Source material Start Marker
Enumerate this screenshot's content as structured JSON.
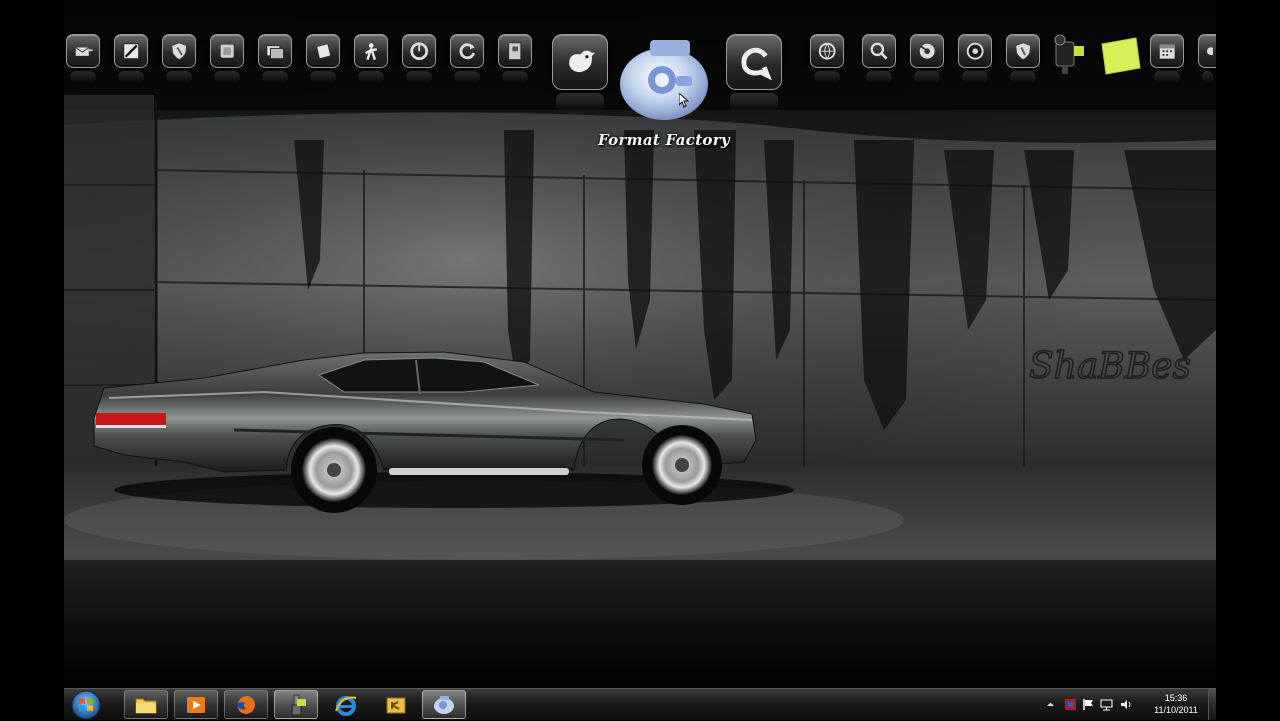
{
  "dock": {
    "hover_label": "Format Factory",
    "icons": [
      "email-icon",
      "draw-icon",
      "shield-icon",
      "app-icon",
      "gallery-icon",
      "note-icon",
      "aim-icon",
      "ccleaner-icon",
      "reload-icon",
      "files-icon",
      "twitter-bird-icon",
      "format-factory-icon",
      "messenger-icon",
      "globe-icon",
      "search-icon",
      "media-icon",
      "speaker-icon",
      "security-icon",
      "camcorder-icon",
      "sticky-note-icon",
      "calendar-icon",
      "partial-icon"
    ]
  },
  "taskbar": {
    "start_label": "Start",
    "buttons": [
      "explorer-folder-icon",
      "media-player-icon",
      "firefox-icon",
      "paint-app-icon",
      "internet-explorer-icon",
      "key-app-icon",
      "format-factory-taskbar-icon"
    ],
    "tray": {
      "icons": [
        "tray-expand-icon",
        "antivirus-icon",
        "action-center-flag-icon",
        "network-icon",
        "volume-icon"
      ],
      "time": "15:36",
      "date": "11/10/2011"
    }
  },
  "colors": {
    "taskbar": "#1b1b1b",
    "sticky_note": "#d6f05a",
    "firefox": "#e8701a",
    "ie_blue": "#2a8ad8",
    "folder_yellow": "#f0c750"
  }
}
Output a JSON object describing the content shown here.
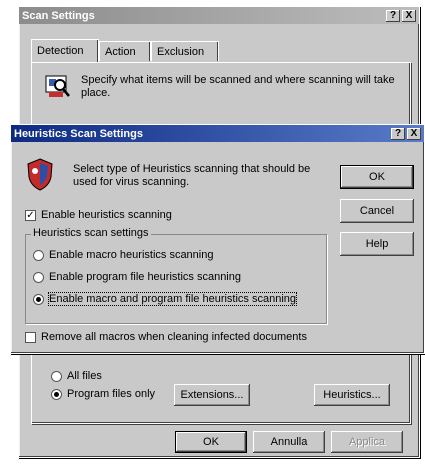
{
  "scan_window": {
    "title": "Scan Settings",
    "help_glyph": "?",
    "close_glyph": "X",
    "tabs": [
      "Detection",
      "Action",
      "Exclusion"
    ],
    "description": "Specify what items will be scanned and where scanning will take place.",
    "file_options": {
      "all_files": "All files",
      "program_files_only": "Program files only",
      "selected": "program_files_only"
    },
    "extensions_button": "Extensions...",
    "heuristics_button": "Heuristics...",
    "ok_button": "OK",
    "annulla_button": "Annulla",
    "applica_button": "Applica"
  },
  "heuristics_dialog": {
    "title": "Heuristics Scan Settings",
    "help_glyph": "?",
    "close_glyph": "X",
    "description": "Select type of Heuristics scanning that should be used for virus scanning.",
    "enable_checkbox": {
      "label": "Enable heuristics scanning",
      "checked": true,
      "check_glyph": "✓"
    },
    "group_label": "Heuristics scan settings",
    "options": [
      {
        "label": "Enable macro heuristics scanning",
        "selected": false
      },
      {
        "label": "Enable program file heuristics scanning",
        "selected": false
      },
      {
        "label": "Enable macro and program file heuristics scanning",
        "selected": true
      }
    ],
    "remove_macros_checkbox": {
      "label": "Remove all macros when cleaning infected documents",
      "checked": false
    },
    "ok_button": "OK",
    "cancel_button": "Cancel",
    "help_button": "Help"
  }
}
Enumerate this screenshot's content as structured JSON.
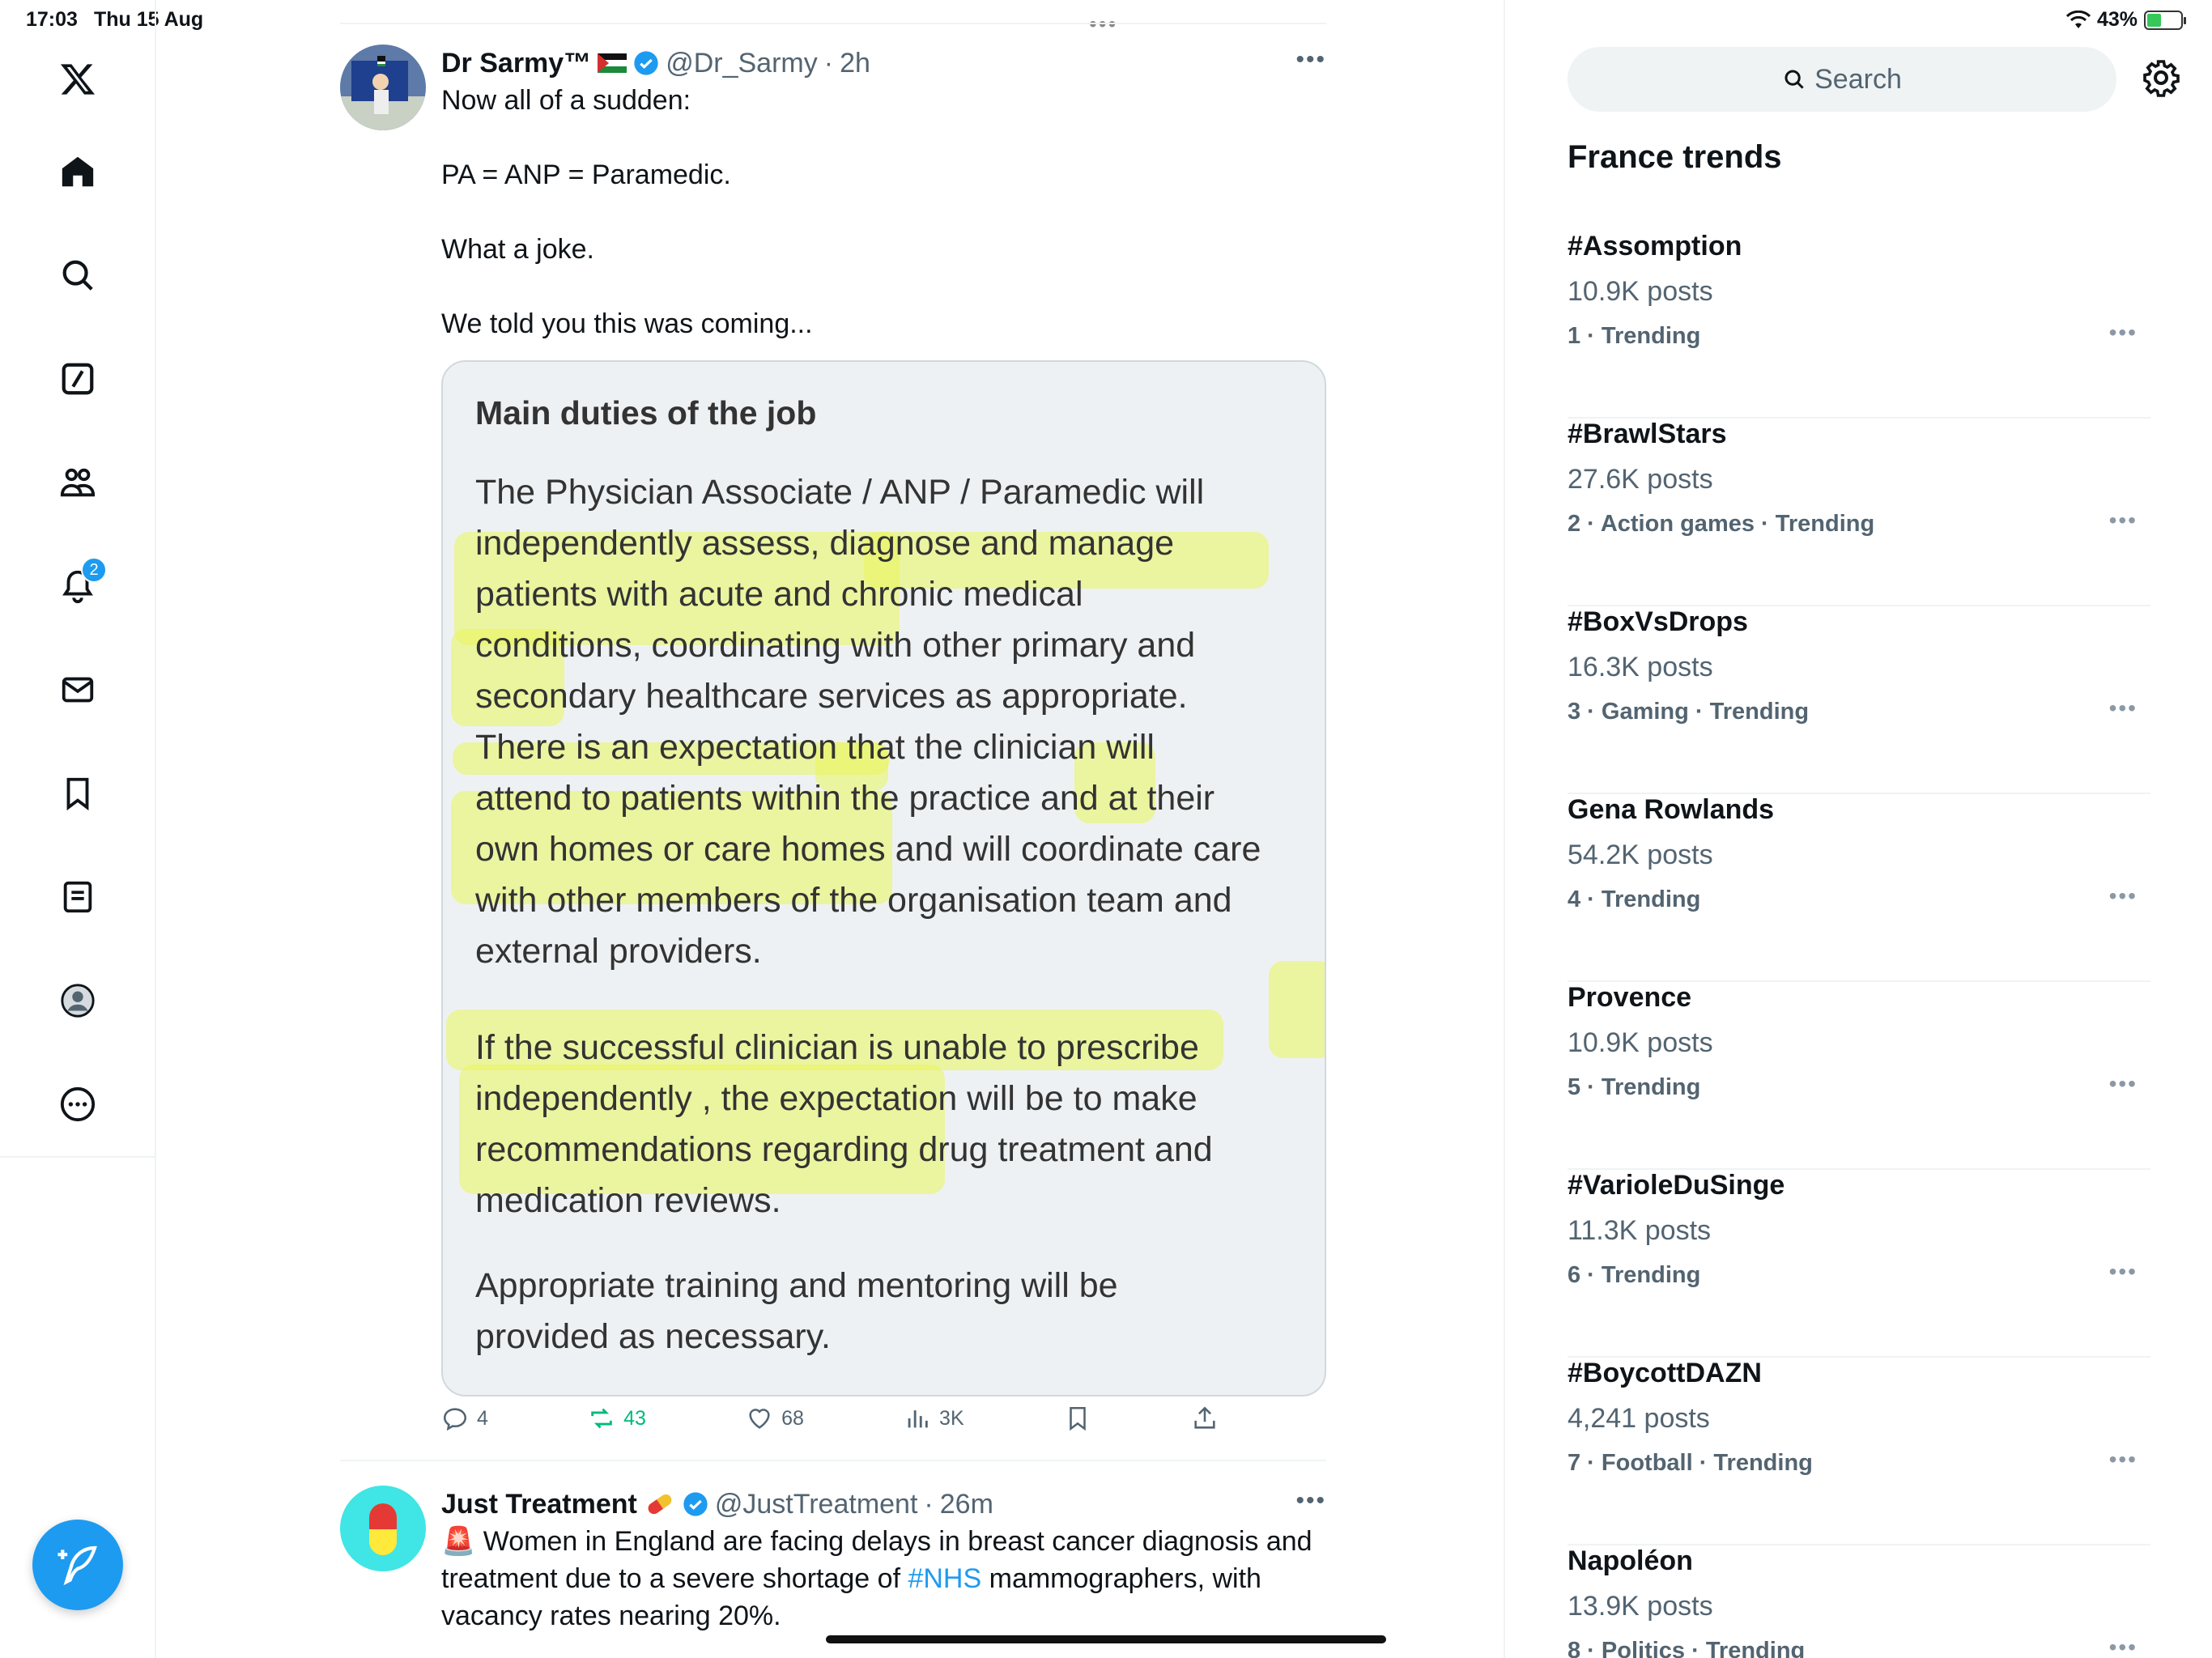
Source material End Marker
- **What the exercise asks**
The answer should match the data above word for word, with no pictures in it.

- **Result of this task**
Enumerate this screenshot's content as structured JSON.
{
  "dock": {
    "hover_label": "Format Factory",
    "icons": [
      "email-icon",
      "draw-icon",
      "shield-icon",
      "app-icon",
      "gallery-icon",
      "note-icon",
      "aim-icon",
      "ccleaner-icon",
      "reload-icon",
      "files-icon",
      "twitter-bird-icon",
      "format-factory-icon",
      "messenger-icon",
      "globe-icon",
      "search-icon",
      "media-icon",
      "speaker-icon",
      "security-icon",
      "camcorder-icon",
      "sticky-note-icon",
      "calendar-icon",
      "partial-icon"
    ]
  },
  "taskbar": {
    "start_label": "Start",
    "buttons": [
      "explorer-folder-icon",
      "media-player-icon",
      "firefox-icon",
      "paint-app-icon",
      "internet-explorer-icon",
      "key-app-icon",
      "format-factory-taskbar-icon"
    ],
    "tray": {
      "icons": [
        "tray-expand-icon",
        "antivirus-icon",
        "action-center-flag-icon",
        "network-icon",
        "volume-icon"
      ],
      "time": "15:36",
      "date": "11/10/2011"
    }
  },
  "colors": {
    "taskbar": "#1b1b1b",
    "sticky_note": "#d6f05a",
    "firefox": "#e8701a",
    "ie_blue": "#2a8ad8",
    "folder_yellow": "#f0c750"
  }
}
Output a JSON object describing the content shown here.
{
  "scan_window": {
    "title": "Scan Settings",
    "help_glyph": "?",
    "close_glyph": "X",
    "tabs": [
      "Detection",
      "Action",
      "Exclusion"
    ],
    "description": "Specify what items will be scanned and where scanning will take place.",
    "file_options": {
      "all_files": "All files",
      "program_files_only": "Program files only",
      "selected": "program_files_only"
    },
    "extensions_button": "Extensions...",
    "heuristics_button": "Heuristics...",
    "ok_button": "OK",
    "annulla_button": "Annulla",
    "applica_button": "Applica"
  },
  "heuristics_dialog": {
    "title": "Heuristics Scan Settings",
    "help_glyph": "?",
    "close_glyph": "X",
    "description": "Select type of Heuristics scanning that should be used for virus scanning.",
    "enable_checkbox": {
      "label": "Enable heuristics scanning",
      "checked": true,
      "check_glyph": "✓"
    },
    "group_label": "Heuristics scan settings",
    "options": [
      {
        "label": "Enable macro heuristics scanning",
        "selected": false
      },
      {
        "label": "Enable program file heuristics scanning",
        "selected": false
      },
      {
        "label": "Enable macro and program file heuristics scanning",
        "selected": true
      }
    ],
    "remove_macros_checkbox": {
      "label": "Remove all macros when cleaning infected documents",
      "checked": false
    },
    "ok_button": "OK",
    "cancel_button": "Cancel",
    "help_button": "Help"
  }
}
Enumerate this screenshot's content as structured JSON.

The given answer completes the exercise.